▶ [What to produce]: Output the material exactly, but drop every image it holds.

^^^^^^^^^^^^^^^^

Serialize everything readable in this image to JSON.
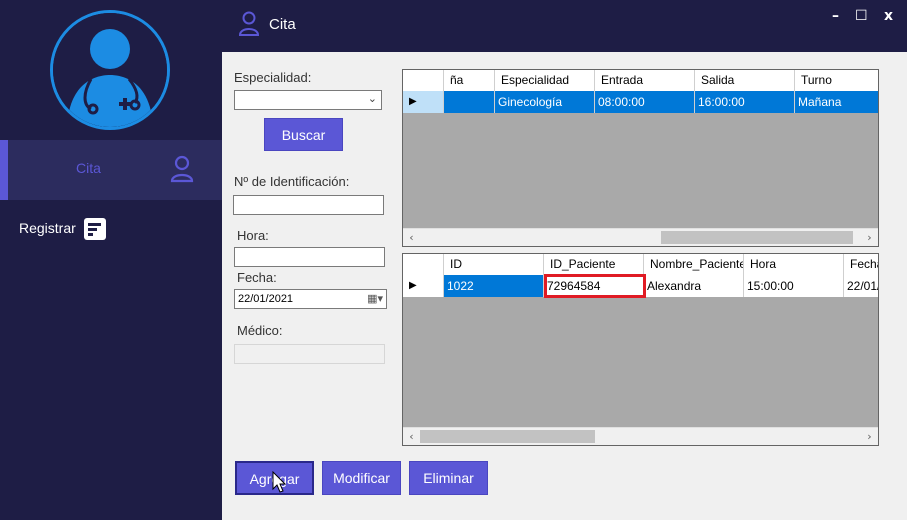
{
  "window": {
    "title": "Cita",
    "controls": [
      "–",
      "☐",
      "x"
    ]
  },
  "sidebar": {
    "avatar_icon": "doctor-icon",
    "items": [
      {
        "label": "Cita",
        "icon": "user-icon",
        "active": true
      },
      {
        "label": "Registrar",
        "icon": "form-icon",
        "active": false
      }
    ]
  },
  "form": {
    "especialidad_label": "Especialidad:",
    "especialidad_value": "",
    "buscar_label": "Buscar",
    "identificacion_label": "Nº de Identificación:",
    "identificacion_value": "",
    "hora_label": "Hora:",
    "hora_value": "",
    "fecha_label": "Fecha:",
    "fecha_value": "22/01/2021",
    "medico_label": "Médico:",
    "medico_value": ""
  },
  "grid_schedule": {
    "columns": [
      "ña",
      "Especialidad",
      "Entrada",
      "Salida",
      "Turno"
    ],
    "rows": [
      [
        "",
        "Ginecología",
        "08:00:00",
        "16:00:00",
        "Mañana"
      ]
    ]
  },
  "grid_citas": {
    "columns": [
      "ID",
      "ID_Paciente",
      "Nombre_Paciente",
      "Hora",
      "Fecha"
    ],
    "rows": [
      [
        "1022",
        "72964584",
        "Alexandra",
        "15:00:00",
        "22/01/"
      ]
    ]
  },
  "actions": {
    "agregar": "Agregar",
    "modificar": "Modificar",
    "eliminar": "Eliminar"
  },
  "colors": {
    "sidebar": "#1e1d45",
    "accent": "#5b57d6",
    "selection": "#0078d7",
    "highlight": "#e01b24"
  }
}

^^^^^^^^^^^^^^^^

▶ [Task solution]:
Serialize everything readable in this image to JSON.
{
  "window": {
    "title": "Cita",
    "controls": [
      "–",
      "☐",
      "x"
    ]
  },
  "sidebar": {
    "avatar_icon": "doctor-icon",
    "items": [
      {
        "label": "Cita",
        "icon": "user-icon",
        "active": true
      },
      {
        "label": "Registrar",
        "icon": "form-icon",
        "active": false
      }
    ]
  },
  "form": {
    "especialidad_label": "Especialidad:",
    "especialidad_value": "",
    "buscar_label": "Buscar",
    "identificacion_label": "Nº de Identificación:",
    "identificacion_value": "",
    "hora_label": "Hora:",
    "hora_value": "",
    "fecha_label": "Fecha:",
    "fecha_value": "22/01/2021",
    "medico_label": "Médico:",
    "medico_value": ""
  },
  "grid_schedule": {
    "columns": [
      "ña",
      "Especialidad",
      "Entrada",
      "Salida",
      "Turno"
    ],
    "rows": [
      [
        "",
        "Ginecología",
        "08:00:00",
        "16:00:00",
        "Mañana"
      ]
    ]
  },
  "grid_citas": {
    "columns": [
      "ID",
      "ID_Paciente",
      "Nombre_Paciente",
      "Hora",
      "Fecha"
    ],
    "rows": [
      [
        "1022",
        "72964584",
        "Alexandra",
        "15:00:00",
        "22/01/"
      ]
    ]
  },
  "actions": {
    "agregar": "Agregar",
    "modificar": "Modificar",
    "eliminar": "Eliminar"
  },
  "colors": {
    "sidebar": "#1e1d45",
    "accent": "#5b57d6",
    "selection": "#0078d7",
    "highlight": "#e01b24"
  }
}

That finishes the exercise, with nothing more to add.